● **To be done**: Reproduce the entries word for word, and omit any picture you find in them.

---

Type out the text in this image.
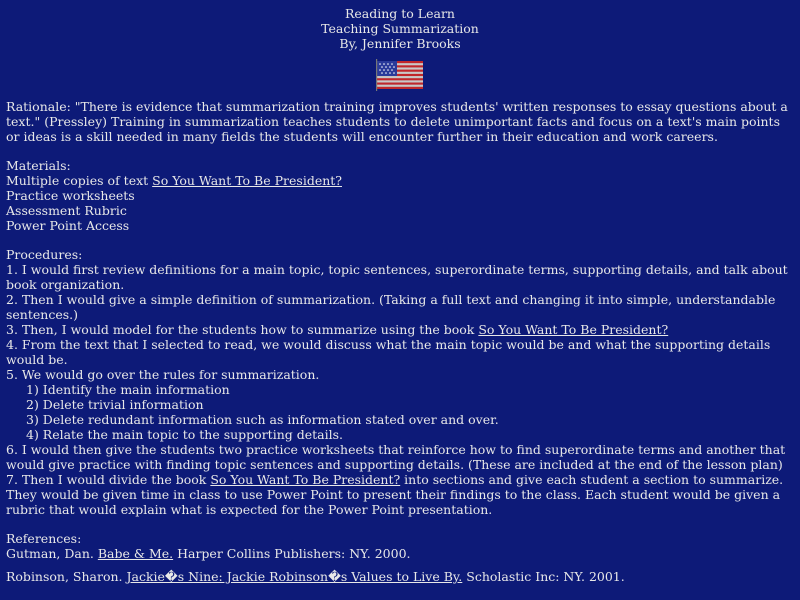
Reading to Learn
Teaching Summarization
By, Jennifer Brooks

Rationale: "There is evidence that summarization training improves students' written responses to essay questions about a text." (Pressley) Training in summarization teaches students to delete unimportant facts and focus on a text's main points or ideas is a skill needed in many fields the students will encounter further in their education and work careers.

Materials:
Multiple copies of text So You Want To Be President?
Practice worksheets
Assessment Rubric
Power Point Access
Procedures:
1. I would first review definitions for a main topic, topic sentences, superordinate terms, supporting details, and talk about book organization.
2. Then I would give a simple definition of summarization. (Taking a full text and changing it into simple, understandable sentences.)
3. Then, I would model for the students how to summarize using the book So You Want To Be President?
4. From the text that I selected to read, we would discuss what the main topic would be and what the supporting details would be.
5. We would go over the rules for summarization.
1) Identify the main information
2) Delete trivial information
3) Delete redundant information such as information stated over and over.
4) Relate the main topic to the supporting details.
6. I would then give the students two practice worksheets that reinforce how to find superordinate terms and another that would give practice with finding topic sentences and supporting details. (These are included at the end of the lesson plan)
7. Then I would divide the book So You Want To Be President? into sections and give each student a section to summarize. They would be given time in class to use Power Point to present their findings to the class. Each student would be given a rubric that would explain what is expected for the Power Point presentation.
References:
Gutman, Dan. Babe & Me. Harper Collins Publishers: NY. 2000.
Robinson, Sharon. Jackie�s Nine: Jackie Robinson�s Values to Live By. Scholastic Inc: NY. 2001.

---

● **The reply**:
Type out the text in this image.
Reading to Learn
Teaching Summarization
By, Jennifer Brooks

Rationale: "There is evidence that summarization training improves students' written responses to essay questions about a text." (Pressley) Training in summarization teaches students to delete unimportant facts and focus on a text's main points or ideas is a skill needed in many fields the students will encounter further in their education and work careers.

Materials:
Multiple copies of text So You Want To Be President?
Practice worksheets
Assessment Rubric
Power Point Access
Procedures:
1. I would first review definitions for a main topic, topic sentences, superordinate terms, supporting details, and talk about book organization.
2. Then I would give a simple definition of summarization. (Taking a full text and changing it into simple, understandable sentences.)
3. Then, I would model for the students how to summarize using the book So You Want To Be President?
4. From the text that I selected to read, we would discuss what the main topic would be and what the supporting details would be.
5. We would go over the rules for summarization.
1) Identify the main information
2) Delete trivial information
3) Delete redundant information such as information stated over and over.
4) Relate the main topic to the supporting details.
6. I would then give the students two practice worksheets that reinforce how to find superordinate terms and another that would give practice with finding topic sentences and supporting details. (These are included at the end of the lesson plan)
7. Then I would divide the book So You Want To Be President? into sections and give each student a section to summarize. They would be given time in class to use Power Point to present their findings to the class. Each student would be given a rubric that would explain what is expected for the Power Point presentation.
References:
Gutman, Dan. Babe & Me. Harper Collins Publishers: NY. 2000.
Robinson, Sharon. Jackie�s Nine: Jackie Robinson�s Values to Live By. Scholastic Inc: NY. 2001.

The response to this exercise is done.